-- Start of Exercise material --

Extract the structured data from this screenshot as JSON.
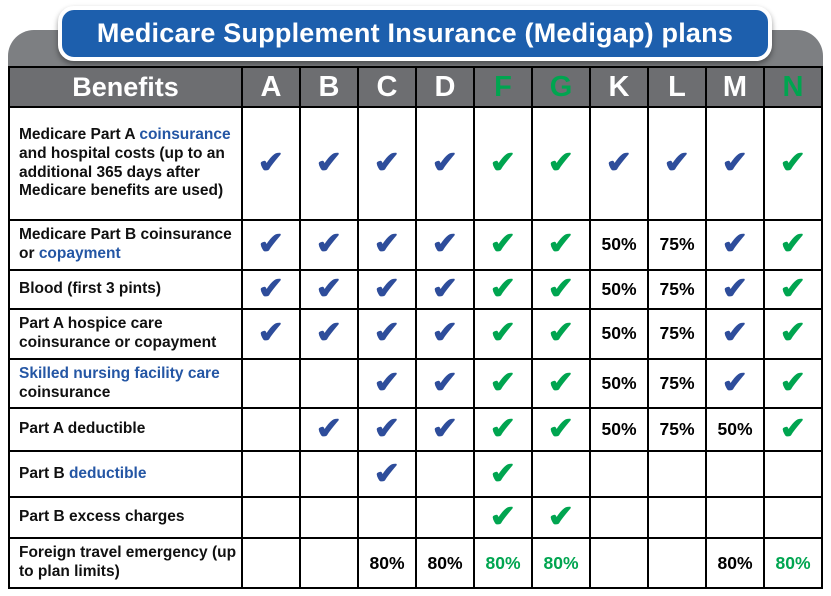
{
  "banner": {
    "title": "Medicare Supplement Insurance (Medigap) plans"
  },
  "icons": {
    "check": "✔"
  },
  "colors": {
    "banner_blue": "#1d5fad",
    "ribbon_gray": "#7d7f82",
    "header_gray": "#6d6e71",
    "plan_green": "#00a550",
    "check_blue": "#2e4d9b",
    "check_green": "#00a550",
    "link_blue": "#2456a4"
  },
  "chart_data": {
    "type": "table",
    "title": "Medicare Supplement Insurance (Medigap) plans",
    "header": {
      "benefits_label": "Benefits",
      "plans": [
        {
          "label": "A",
          "highlight": false
        },
        {
          "label": "B",
          "highlight": false
        },
        {
          "label": "C",
          "highlight": false
        },
        {
          "label": "D",
          "highlight": false
        },
        {
          "label": "F",
          "highlight": true
        },
        {
          "label": "G",
          "highlight": true
        },
        {
          "label": "K",
          "highlight": false
        },
        {
          "label": "L",
          "highlight": false
        },
        {
          "label": "M",
          "highlight": false
        },
        {
          "label": "N",
          "highlight": true
        }
      ]
    },
    "rows": [
      {
        "benefit_segments": [
          {
            "text": "Medicare Part A ",
            "link": false
          },
          {
            "text": "coinsurance",
            "link": true
          },
          {
            "text": " and hospital costs (up to an additional 365 days after Medicare benefits are used)",
            "link": false
          }
        ],
        "cells": [
          {
            "type": "check",
            "color": "blue"
          },
          {
            "type": "check",
            "color": "blue"
          },
          {
            "type": "check",
            "color": "blue"
          },
          {
            "type": "check",
            "color": "blue"
          },
          {
            "type": "check",
            "color": "green"
          },
          {
            "type": "check",
            "color": "green"
          },
          {
            "type": "check",
            "color": "blue"
          },
          {
            "type": "check",
            "color": "blue"
          },
          {
            "type": "check",
            "color": "blue"
          },
          {
            "type": "check",
            "color": "green"
          }
        ]
      },
      {
        "benefit_segments": [
          {
            "text": "Medicare Part B coinsurance or ",
            "link": false
          },
          {
            "text": "copayment",
            "link": true
          }
        ],
        "cells": [
          {
            "type": "check",
            "color": "blue"
          },
          {
            "type": "check",
            "color": "blue"
          },
          {
            "type": "check",
            "color": "blue"
          },
          {
            "type": "check",
            "color": "blue"
          },
          {
            "type": "check",
            "color": "green"
          },
          {
            "type": "check",
            "color": "green"
          },
          {
            "type": "text",
            "value": "50%",
            "color": "black"
          },
          {
            "type": "text",
            "value": "75%",
            "color": "black"
          },
          {
            "type": "check",
            "color": "blue"
          },
          {
            "type": "check",
            "color": "green"
          }
        ]
      },
      {
        "benefit_segments": [
          {
            "text": "Blood (first 3 pints)",
            "link": false
          }
        ],
        "cells": [
          {
            "type": "check",
            "color": "blue"
          },
          {
            "type": "check",
            "color": "blue"
          },
          {
            "type": "check",
            "color": "blue"
          },
          {
            "type": "check",
            "color": "blue"
          },
          {
            "type": "check",
            "color": "green"
          },
          {
            "type": "check",
            "color": "green"
          },
          {
            "type": "text",
            "value": "50%",
            "color": "black"
          },
          {
            "type": "text",
            "value": "75%",
            "color": "black"
          },
          {
            "type": "check",
            "color": "blue"
          },
          {
            "type": "check",
            "color": "green"
          }
        ]
      },
      {
        "benefit_segments": [
          {
            "text": "Part A hospice care coinsurance or copayment",
            "link": false
          }
        ],
        "cells": [
          {
            "type": "check",
            "color": "blue"
          },
          {
            "type": "check",
            "color": "blue"
          },
          {
            "type": "check",
            "color": "blue"
          },
          {
            "type": "check",
            "color": "blue"
          },
          {
            "type": "check",
            "color": "green"
          },
          {
            "type": "check",
            "color": "green"
          },
          {
            "type": "text",
            "value": "50%",
            "color": "black"
          },
          {
            "type": "text",
            "value": "75%",
            "color": "black"
          },
          {
            "type": "check",
            "color": "blue"
          },
          {
            "type": "check",
            "color": "green"
          }
        ]
      },
      {
        "benefit_segments": [
          {
            "text": "Skilled nursing facility care",
            "link": true
          },
          {
            "text": " coinsurance",
            "link": false
          }
        ],
        "cells": [
          {
            "type": "empty"
          },
          {
            "type": "empty"
          },
          {
            "type": "check",
            "color": "blue"
          },
          {
            "type": "check",
            "color": "blue"
          },
          {
            "type": "check",
            "color": "green"
          },
          {
            "type": "check",
            "color": "green"
          },
          {
            "type": "text",
            "value": "50%",
            "color": "black"
          },
          {
            "type": "text",
            "value": "75%",
            "color": "black"
          },
          {
            "type": "check",
            "color": "blue"
          },
          {
            "type": "check",
            "color": "green"
          }
        ]
      },
      {
        "benefit_segments": [
          {
            "text": "Part A deductible",
            "link": false
          }
        ],
        "cells": [
          {
            "type": "empty"
          },
          {
            "type": "check",
            "color": "blue"
          },
          {
            "type": "check",
            "color": "blue"
          },
          {
            "type": "check",
            "color": "blue"
          },
          {
            "type": "check",
            "color": "green"
          },
          {
            "type": "check",
            "color": "green"
          },
          {
            "type": "text",
            "value": "50%",
            "color": "black"
          },
          {
            "type": "text",
            "value": "75%",
            "color": "black"
          },
          {
            "type": "text",
            "value": "50%",
            "color": "black"
          },
          {
            "type": "check",
            "color": "green"
          }
        ]
      },
      {
        "benefit_segments": [
          {
            "text": "Part B ",
            "link": false
          },
          {
            "text": "deductible",
            "link": true
          }
        ],
        "cells": [
          {
            "type": "empty"
          },
          {
            "type": "empty"
          },
          {
            "type": "check",
            "color": "blue"
          },
          {
            "type": "empty"
          },
          {
            "type": "check",
            "color": "green"
          },
          {
            "type": "empty"
          },
          {
            "type": "empty"
          },
          {
            "type": "empty"
          },
          {
            "type": "empty"
          },
          {
            "type": "empty"
          }
        ]
      },
      {
        "benefit_segments": [
          {
            "text": "Part B excess charges",
            "link": false
          }
        ],
        "cells": [
          {
            "type": "empty"
          },
          {
            "type": "empty"
          },
          {
            "type": "empty"
          },
          {
            "type": "empty"
          },
          {
            "type": "check",
            "color": "green"
          },
          {
            "type": "check",
            "color": "green"
          },
          {
            "type": "empty"
          },
          {
            "type": "empty"
          },
          {
            "type": "empty"
          },
          {
            "type": "empty"
          }
        ]
      },
      {
        "benefit_segments": [
          {
            "text": "Foreign travel emergency (up to plan limits)",
            "link": false
          }
        ],
        "cells": [
          {
            "type": "empty"
          },
          {
            "type": "empty"
          },
          {
            "type": "text",
            "value": "80%",
            "color": "black"
          },
          {
            "type": "text",
            "value": "80%",
            "color": "black"
          },
          {
            "type": "text",
            "value": "80%",
            "color": "green"
          },
          {
            "type": "text",
            "value": "80%",
            "color": "green"
          },
          {
            "type": "empty"
          },
          {
            "type": "empty"
          },
          {
            "type": "text",
            "value": "80%",
            "color": "black"
          },
          {
            "type": "text",
            "value": "80%",
            "color": "green"
          }
        ]
      }
    ]
  }
}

-- End of Exercise material --

Problem to work on:
Extract the text of all the records above verbatim, excluding pictures.

The answer:
Extract the structured data from this screenshot as JSON.
{
  "banner": {
    "title": "Medicare Supplement Insurance (Medigap) plans"
  },
  "icons": {
    "check": "✔"
  },
  "colors": {
    "banner_blue": "#1d5fad",
    "ribbon_gray": "#7d7f82",
    "header_gray": "#6d6e71",
    "plan_green": "#00a550",
    "check_blue": "#2e4d9b",
    "check_green": "#00a550",
    "link_blue": "#2456a4"
  },
  "chart_data": {
    "type": "table",
    "title": "Medicare Supplement Insurance (Medigap) plans",
    "header": {
      "benefits_label": "Benefits",
      "plans": [
        {
          "label": "A",
          "highlight": false
        },
        {
          "label": "B",
          "highlight": false
        },
        {
          "label": "C",
          "highlight": false
        },
        {
          "label": "D",
          "highlight": false
        },
        {
          "label": "F",
          "highlight": true
        },
        {
          "label": "G",
          "highlight": true
        },
        {
          "label": "K",
          "highlight": false
        },
        {
          "label": "L",
          "highlight": false
        },
        {
          "label": "M",
          "highlight": false
        },
        {
          "label": "N",
          "highlight": true
        }
      ]
    },
    "rows": [
      {
        "benefit_segments": [
          {
            "text": "Medicare Part A ",
            "link": false
          },
          {
            "text": "coinsurance",
            "link": true
          },
          {
            "text": " and hospital costs (up to an additional 365 days after Medicare benefits are used)",
            "link": false
          }
        ],
        "cells": [
          {
            "type": "check",
            "color": "blue"
          },
          {
            "type": "check",
            "color": "blue"
          },
          {
            "type": "check",
            "color": "blue"
          },
          {
            "type": "check",
            "color": "blue"
          },
          {
            "type": "check",
            "color": "green"
          },
          {
            "type": "check",
            "color": "green"
          },
          {
            "type": "check",
            "color": "blue"
          },
          {
            "type": "check",
            "color": "blue"
          },
          {
            "type": "check",
            "color": "blue"
          },
          {
            "type": "check",
            "color": "green"
          }
        ]
      },
      {
        "benefit_segments": [
          {
            "text": "Medicare Part B coinsurance or ",
            "link": false
          },
          {
            "text": "copayment",
            "link": true
          }
        ],
        "cells": [
          {
            "type": "check",
            "color": "blue"
          },
          {
            "type": "check",
            "color": "blue"
          },
          {
            "type": "check",
            "color": "blue"
          },
          {
            "type": "check",
            "color": "blue"
          },
          {
            "type": "check",
            "color": "green"
          },
          {
            "type": "check",
            "color": "green"
          },
          {
            "type": "text",
            "value": "50%",
            "color": "black"
          },
          {
            "type": "text",
            "value": "75%",
            "color": "black"
          },
          {
            "type": "check",
            "color": "blue"
          },
          {
            "type": "check",
            "color": "green"
          }
        ]
      },
      {
        "benefit_segments": [
          {
            "text": "Blood (first 3 pints)",
            "link": false
          }
        ],
        "cells": [
          {
            "type": "check",
            "color": "blue"
          },
          {
            "type": "check",
            "color": "blue"
          },
          {
            "type": "check",
            "color": "blue"
          },
          {
            "type": "check",
            "color": "blue"
          },
          {
            "type": "check",
            "color": "green"
          },
          {
            "type": "check",
            "color": "green"
          },
          {
            "type": "text",
            "value": "50%",
            "color": "black"
          },
          {
            "type": "text",
            "value": "75%",
            "color": "black"
          },
          {
            "type": "check",
            "color": "blue"
          },
          {
            "type": "check",
            "color": "green"
          }
        ]
      },
      {
        "benefit_segments": [
          {
            "text": "Part A hospice care coinsurance or copayment",
            "link": false
          }
        ],
        "cells": [
          {
            "type": "check",
            "color": "blue"
          },
          {
            "type": "check",
            "color": "blue"
          },
          {
            "type": "check",
            "color": "blue"
          },
          {
            "type": "check",
            "color": "blue"
          },
          {
            "type": "check",
            "color": "green"
          },
          {
            "type": "check",
            "color": "green"
          },
          {
            "type": "text",
            "value": "50%",
            "color": "black"
          },
          {
            "type": "text",
            "value": "75%",
            "color": "black"
          },
          {
            "type": "check",
            "color": "blue"
          },
          {
            "type": "check",
            "color": "green"
          }
        ]
      },
      {
        "benefit_segments": [
          {
            "text": "Skilled nursing facility care",
            "link": true
          },
          {
            "text": " coinsurance",
            "link": false
          }
        ],
        "cells": [
          {
            "type": "empty"
          },
          {
            "type": "empty"
          },
          {
            "type": "check",
            "color": "blue"
          },
          {
            "type": "check",
            "color": "blue"
          },
          {
            "type": "check",
            "color": "green"
          },
          {
            "type": "check",
            "color": "green"
          },
          {
            "type": "text",
            "value": "50%",
            "color": "black"
          },
          {
            "type": "text",
            "value": "75%",
            "color": "black"
          },
          {
            "type": "check",
            "color": "blue"
          },
          {
            "type": "check",
            "color": "green"
          }
        ]
      },
      {
        "benefit_segments": [
          {
            "text": "Part A deductible",
            "link": false
          }
        ],
        "cells": [
          {
            "type": "empty"
          },
          {
            "type": "check",
            "color": "blue"
          },
          {
            "type": "check",
            "color": "blue"
          },
          {
            "type": "check",
            "color": "blue"
          },
          {
            "type": "check",
            "color": "green"
          },
          {
            "type": "check",
            "color": "green"
          },
          {
            "type": "text",
            "value": "50%",
            "color": "black"
          },
          {
            "type": "text",
            "value": "75%",
            "color": "black"
          },
          {
            "type": "text",
            "value": "50%",
            "color": "black"
          },
          {
            "type": "check",
            "color": "green"
          }
        ]
      },
      {
        "benefit_segments": [
          {
            "text": "Part B ",
            "link": false
          },
          {
            "text": "deductible",
            "link": true
          }
        ],
        "cells": [
          {
            "type": "empty"
          },
          {
            "type": "empty"
          },
          {
            "type": "check",
            "color": "blue"
          },
          {
            "type": "empty"
          },
          {
            "type": "check",
            "color": "green"
          },
          {
            "type": "empty"
          },
          {
            "type": "empty"
          },
          {
            "type": "empty"
          },
          {
            "type": "empty"
          },
          {
            "type": "empty"
          }
        ]
      },
      {
        "benefit_segments": [
          {
            "text": "Part B excess charges",
            "link": false
          }
        ],
        "cells": [
          {
            "type": "empty"
          },
          {
            "type": "empty"
          },
          {
            "type": "empty"
          },
          {
            "type": "empty"
          },
          {
            "type": "check",
            "color": "green"
          },
          {
            "type": "check",
            "color": "green"
          },
          {
            "type": "empty"
          },
          {
            "type": "empty"
          },
          {
            "type": "empty"
          },
          {
            "type": "empty"
          }
        ]
      },
      {
        "benefit_segments": [
          {
            "text": "Foreign travel emergency (up to plan limits)",
            "link": false
          }
        ],
        "cells": [
          {
            "type": "empty"
          },
          {
            "type": "empty"
          },
          {
            "type": "text",
            "value": "80%",
            "color": "black"
          },
          {
            "type": "text",
            "value": "80%",
            "color": "black"
          },
          {
            "type": "text",
            "value": "80%",
            "color": "green"
          },
          {
            "type": "text",
            "value": "80%",
            "color": "green"
          },
          {
            "type": "empty"
          },
          {
            "type": "empty"
          },
          {
            "type": "text",
            "value": "80%",
            "color": "black"
          },
          {
            "type": "text",
            "value": "80%",
            "color": "green"
          }
        ]
      }
    ]
  }
}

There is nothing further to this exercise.